→ **MATERIAL FOR THIS EXERCISE**:
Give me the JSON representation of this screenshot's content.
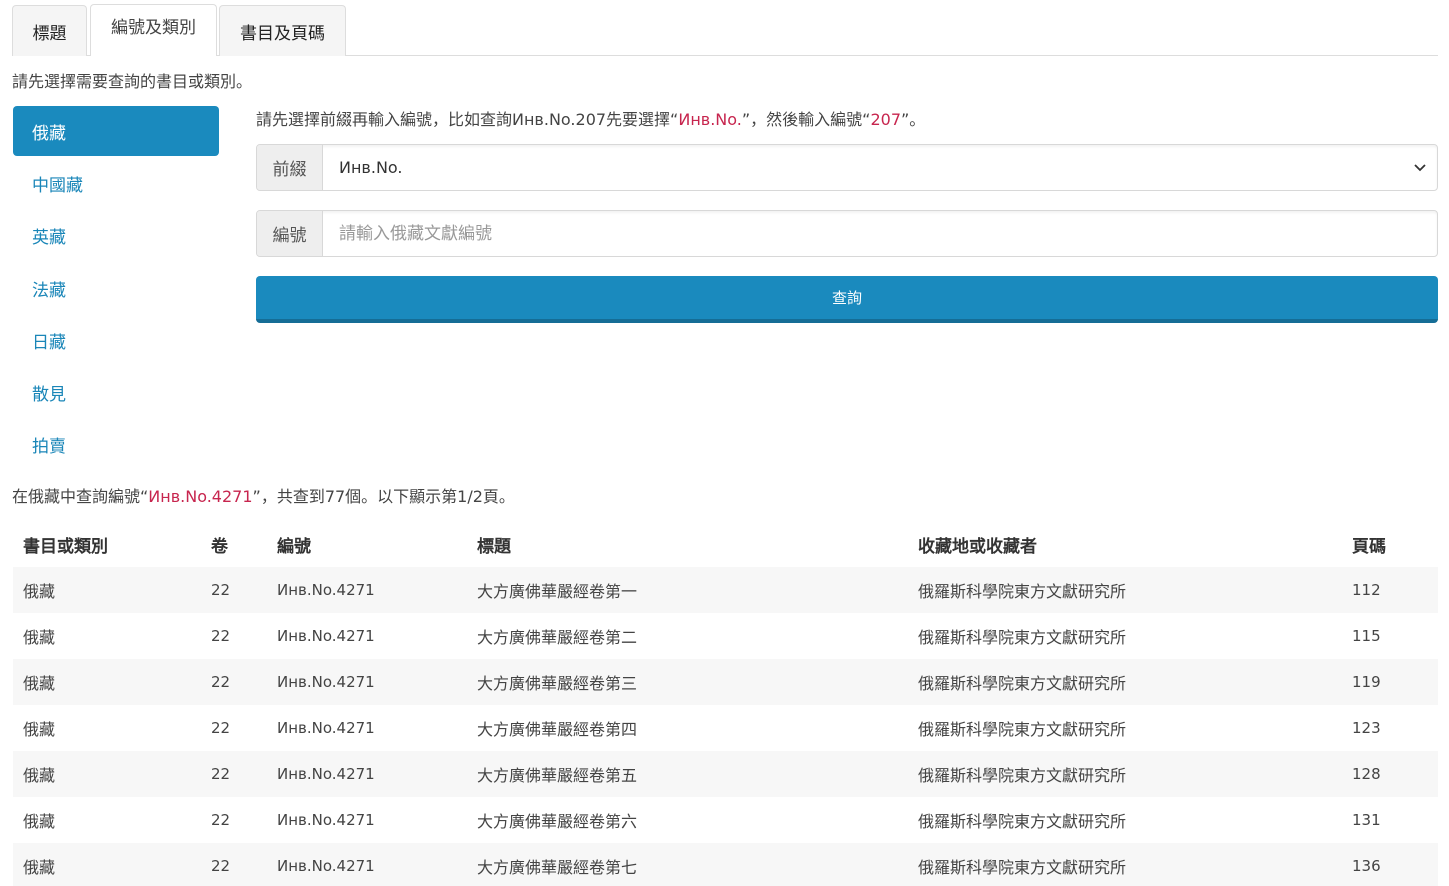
{
  "tabs": [
    {
      "label": "標題"
    },
    {
      "label": "編號及類別"
    },
    {
      "label": "書目及頁碼"
    }
  ],
  "hint": "請先選擇需要查詢的書目或類別。",
  "sidebar": {
    "items": [
      {
        "label": "俄藏"
      },
      {
        "label": "中國藏"
      },
      {
        "label": "英藏"
      },
      {
        "label": "法藏"
      },
      {
        "label": "日藏"
      },
      {
        "label": "散見"
      },
      {
        "label": "拍賣"
      }
    ]
  },
  "form": {
    "instruction": {
      "p1": "請先選擇前綴再輸入編號，比如查詢Инв.No.207先要選擇“",
      "prefix_example": "Инв.No.",
      "p2": "”，然後輸入編號“",
      "number_example": "207",
      "p3": "”。"
    },
    "prefix_label": "前綴",
    "prefix_value": "Инв.No.",
    "number_label": "編號",
    "number_placeholder": "請輸入俄藏文獻編號",
    "submit_label": "查詢"
  },
  "results": {
    "summary": {
      "p1": "在俄藏中查詢編號“",
      "query": "Инв.No.4271",
      "p2": "”，共查到77個。以下顯示第1/2頁。"
    },
    "headers": [
      "書目或類別",
      "卷",
      "編號",
      "標題",
      "收藏地或收藏者",
      "頁碼"
    ],
    "rows": [
      [
        "俄藏",
        "22",
        "Инв.No.4271",
        "大方廣佛華嚴經卷第一",
        "俄羅斯科學院東方文獻研究所",
        "112"
      ],
      [
        "俄藏",
        "22",
        "Инв.No.4271",
        "大方廣佛華嚴經卷第二",
        "俄羅斯科學院東方文獻研究所",
        "115"
      ],
      [
        "俄藏",
        "22",
        "Инв.No.4271",
        "大方廣佛華嚴經卷第三",
        "俄羅斯科學院東方文獻研究所",
        "119"
      ],
      [
        "俄藏",
        "22",
        "Инв.No.4271",
        "大方廣佛華嚴經卷第四",
        "俄羅斯科學院東方文獻研究所",
        "123"
      ],
      [
        "俄藏",
        "22",
        "Инв.No.4271",
        "大方廣佛華嚴經卷第五",
        "俄羅斯科學院東方文獻研究所",
        "128"
      ],
      [
        "俄藏",
        "22",
        "Инв.No.4271",
        "大方廣佛華嚴經卷第六",
        "俄羅斯科學院東方文獻研究所",
        "131"
      ],
      [
        "俄藏",
        "22",
        "Инв.No.4271",
        "大方廣佛華嚴經卷第七",
        "俄羅斯科學院東方文獻研究所",
        "136"
      ]
    ]
  },
  "colors": {
    "accent": "#1a8abe",
    "link": "#1a86b8",
    "highlight": "#c7254e"
  },
  "icons": {
    "select_caret": "chevron-down-icon"
  }
}
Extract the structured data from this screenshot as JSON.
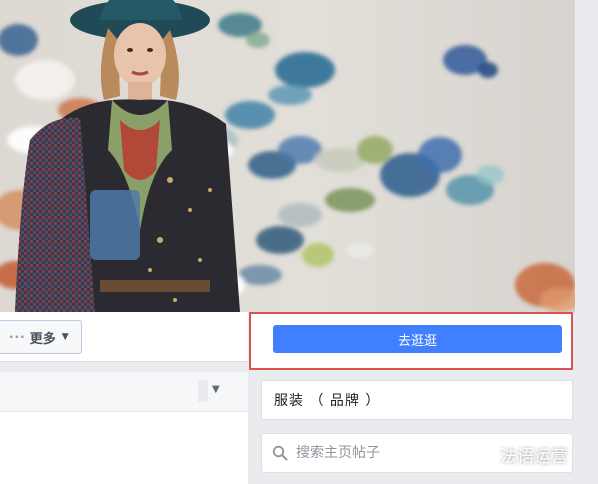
{
  "nav": {
    "more_label": "更多",
    "more_dots": "···"
  },
  "cta": {
    "label": "去逛逛"
  },
  "category": {
    "label": "服装 （ 品牌 ）"
  },
  "search": {
    "placeholder": "搜索主页帖子",
    "value": ""
  },
  "watermark": {
    "text": "法语运营"
  },
  "colors": {
    "cta_blue": "#4080ff",
    "highlight_red": "#d9534f",
    "page_bg": "#e9ebee"
  },
  "icons": [
    "search-icon",
    "chevron-down-icon",
    "wechat-logo-icon"
  ]
}
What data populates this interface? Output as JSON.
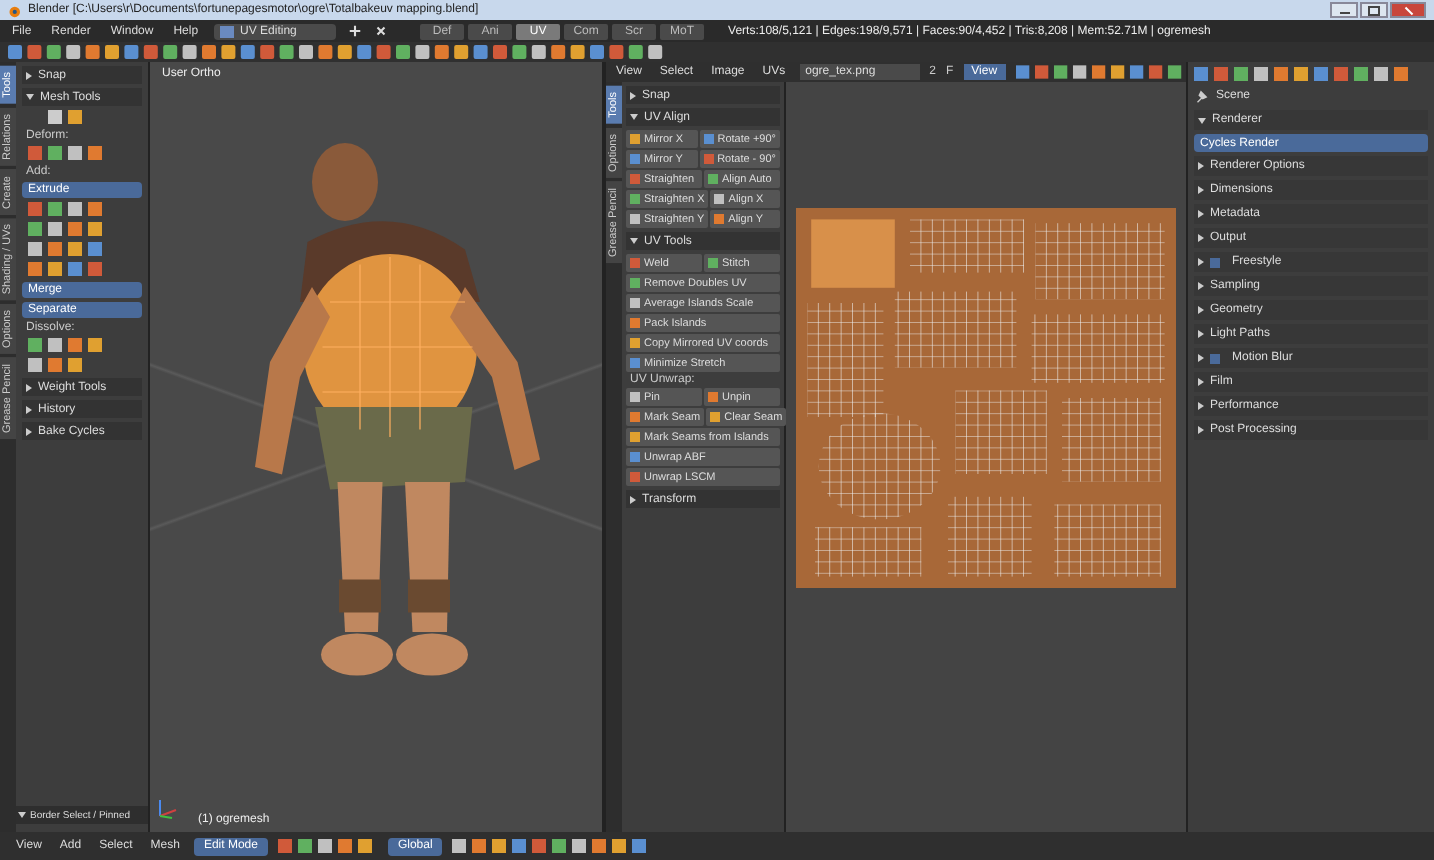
{
  "title_bar": {
    "title": "Blender [C:\\Users\\r\\Documents\\fortunepagesmotor\\ogre\\Totalbakeuv mapping.blend]"
  },
  "menu_bar": {
    "menus": [
      "File",
      "Render",
      "Window",
      "Help"
    ],
    "layout": "UV Editing",
    "screen_tabs": [
      {
        "label": "Def",
        "selected": false
      },
      {
        "label": "Ani",
        "selected": false
      },
      {
        "label": "UV",
        "selected": true
      },
      {
        "label": "Com",
        "selected": false
      },
      {
        "label": "Scr",
        "selected": false
      },
      {
        "label": "MoT",
        "selected": false
      }
    ],
    "stats": "Verts:108/5,121 | Edges:198/9,571 | Faces:90/4,452 | Tris:8,208 | Mem:52.71M | ogremesh"
  },
  "left_panel": {
    "tabs": [
      {
        "label": "Tools",
        "selected": true
      },
      {
        "label": "Relations",
        "selected": false
      },
      {
        "label": "Create",
        "selected": false
      },
      {
        "label": "Shading / UVs",
        "selected": false
      },
      {
        "label": "Options",
        "selected": false
      },
      {
        "label": "Grease Pencil",
        "selected": false
      }
    ],
    "panels_top": [
      {
        "title": "Snap",
        "expanded": false
      },
      {
        "title": "Mesh Tools",
        "expanded": true
      }
    ],
    "deform_label": "Deform:",
    "add_label": "Add:",
    "extrude": "Extrude",
    "merge": "Merge",
    "separate": "Separate",
    "dissolve_label": "Dissolve:",
    "panels_bottom": [
      {
        "title": "Weight Tools",
        "expanded": false
      },
      {
        "title": "History",
        "expanded": false
      },
      {
        "title": "Bake Cycles",
        "expanded": false
      }
    ],
    "operator_panel": {
      "title": "Border Select / Pinned",
      "expanded": true
    }
  },
  "viewport": {
    "view_label": "User Ortho",
    "object_label": "(1) ogremesh"
  },
  "uv_editor": {
    "menus": [
      "View",
      "Select",
      "Image",
      "UVs"
    ],
    "image_name": "ogre_tex.png",
    "users": "2",
    "fake_user": "F",
    "view_mode": "View",
    "tabs": [
      {
        "label": "Tools",
        "selected": true
      },
      {
        "label": "Options",
        "selected": false
      },
      {
        "label": "Grease Pencil",
        "selected": false
      }
    ],
    "snap": {
      "title": "Snap",
      "expanded": false
    },
    "align": {
      "title": "UV Align",
      "expanded": true,
      "rows": [
        [
          "Mirror X",
          "Rotate +90°"
        ],
        [
          "Mirror Y",
          "Rotate - 90°"
        ],
        [
          "Straighten",
          "Align Auto"
        ],
        [
          "Straighten X",
          "Align X"
        ],
        [
          "Straighten Y",
          "Align Y"
        ]
      ]
    },
    "tools": {
      "title": "UV Tools",
      "expanded": true,
      "rows": [
        [
          "Weld",
          "Stitch"
        ],
        [
          "Remove Doubles UV"
        ],
        [
          "Average Islands Scale"
        ],
        [
          "Pack Islands"
        ],
        [
          "Copy Mirrored UV coords"
        ],
        [
          "Minimize Stretch"
        ]
      ]
    },
    "unwrap_label": "UV Unwrap:",
    "unwrap_rows": [
      [
        "Pin",
        "Unpin"
      ],
      [
        "Mark Seam",
        "Clear Seam"
      ],
      [
        "Mark Seams from Islands"
      ],
      [
        "Unwrap ABF"
      ],
      [
        "Unwrap LSCM"
      ]
    ],
    "transform": {
      "title": "Transform",
      "expanded": false
    }
  },
  "properties": {
    "context": "Scene",
    "render_engine": "Cycles Render",
    "panels": [
      {
        "title": "Renderer",
        "expanded": true,
        "kind": "plain"
      },
      {
        "title": "Renderer Options",
        "expanded": false,
        "kind": "plain"
      },
      {
        "title": "Dimensions",
        "expanded": false,
        "kind": "plain"
      },
      {
        "title": "Metadata",
        "expanded": false,
        "kind": "plain"
      },
      {
        "title": "Output",
        "expanded": false,
        "kind": "plain"
      },
      {
        "title": "Freestyle",
        "expanded": false,
        "kind": "toggle",
        "checked": false
      },
      {
        "title": "Sampling",
        "expanded": false,
        "kind": "plain"
      },
      {
        "title": "Geometry",
        "expanded": false,
        "kind": "plain"
      },
      {
        "title": "Light Paths",
        "expanded": false,
        "kind": "plain"
      },
      {
        "title": "Motion Blur",
        "expanded": false,
        "kind": "toggle",
        "checked": false
      },
      {
        "title": "Film",
        "expanded": false,
        "kind": "plain"
      },
      {
        "title": "Performance",
        "expanded": false,
        "kind": "plain"
      },
      {
        "title": "Post Processing",
        "expanded": false,
        "kind": "plain"
      }
    ]
  },
  "bottom_bar": {
    "menus": [
      "View",
      "Add",
      "Select",
      "Mesh"
    ],
    "mode": "Edit Mode",
    "orientation": "Global"
  }
}
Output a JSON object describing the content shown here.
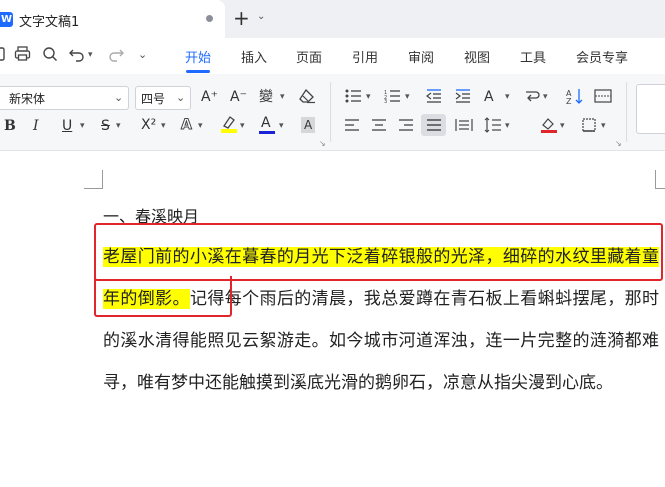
{
  "window": {
    "app_logo": "W",
    "doc_title": "文字文稿1",
    "new_tab": "+",
    "new_tab_arrow": "⌄"
  },
  "menu": {
    "items": [
      "开始",
      "插入",
      "页面",
      "引用",
      "审阅",
      "视图",
      "工具",
      "会员专享"
    ],
    "active": "开始",
    "accent_color": "#1f6bff"
  },
  "quick_access": {
    "icons": [
      "save-icon",
      "print-icon",
      "undo-icon",
      "redo-icon",
      "more-icon"
    ]
  },
  "ribbon": {
    "font_name": "新宋体",
    "font_size": "四号",
    "row1_icons": [
      "increase-font-icon",
      "decrease-font-icon",
      "phonetic-icon",
      "clear-format-icon",
      "bullets-icon",
      "numbering-icon",
      "decrease-indent-icon",
      "increase-indent-icon",
      "text-direction-icon",
      "sort-icon",
      "table-icon"
    ],
    "row2_icons": [
      "bold-icon",
      "italic-icon",
      "underline-icon",
      "strikethrough-icon",
      "superscript-icon",
      "text-effect-icon",
      "highlight-icon",
      "font-color-icon",
      "char-shading-icon",
      "align-left-icon",
      "align-center-icon",
      "align-right-icon",
      "justify-icon",
      "distributed-icon",
      "line-spacing-icon",
      "shading-icon",
      "border-icon"
    ],
    "labels": {
      "bold": "B",
      "italic": "I",
      "underline": "U",
      "strike": "S",
      "superscript": "X²",
      "font_effect": "A",
      "font_color": "A",
      "char_shading": "A",
      "grow": "A⁺",
      "shrink": "A⁻",
      "phonetic": "變"
    }
  },
  "document": {
    "heading": "一、春溪映月",
    "highlighted_text": "老屋门前的小溪在暮春的月光下泛着碎银般的光泽，细碎的水纹里藏着童年的倒影。",
    "body_text": "记得每个雨后的清晨，我总爱蹲在青石板上看蝌蚪摆尾，那时的溪水清得能照见云絮游走。如今城市河道浑浊，连一片完整的涟漪都难寻，唯有梦中还能触摸到溪底光滑的鹅卵石，凉意从指尖漫到心底。",
    "highlight_color": "#ffff00",
    "annotation_color": "#e0252b"
  }
}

→ **SET EXERCISE**: Identify the lines of the data that contain the word "ogremesh". Copy each of them.

→ **FULL RESPONSE**:
    "stats": "Verts:108/5,121 | Edges:198/9,571 | Faces:90/4,452 | Tris:8,208 | Mem:52.71M | ogremesh"
    "object_label": "(1) ogremesh"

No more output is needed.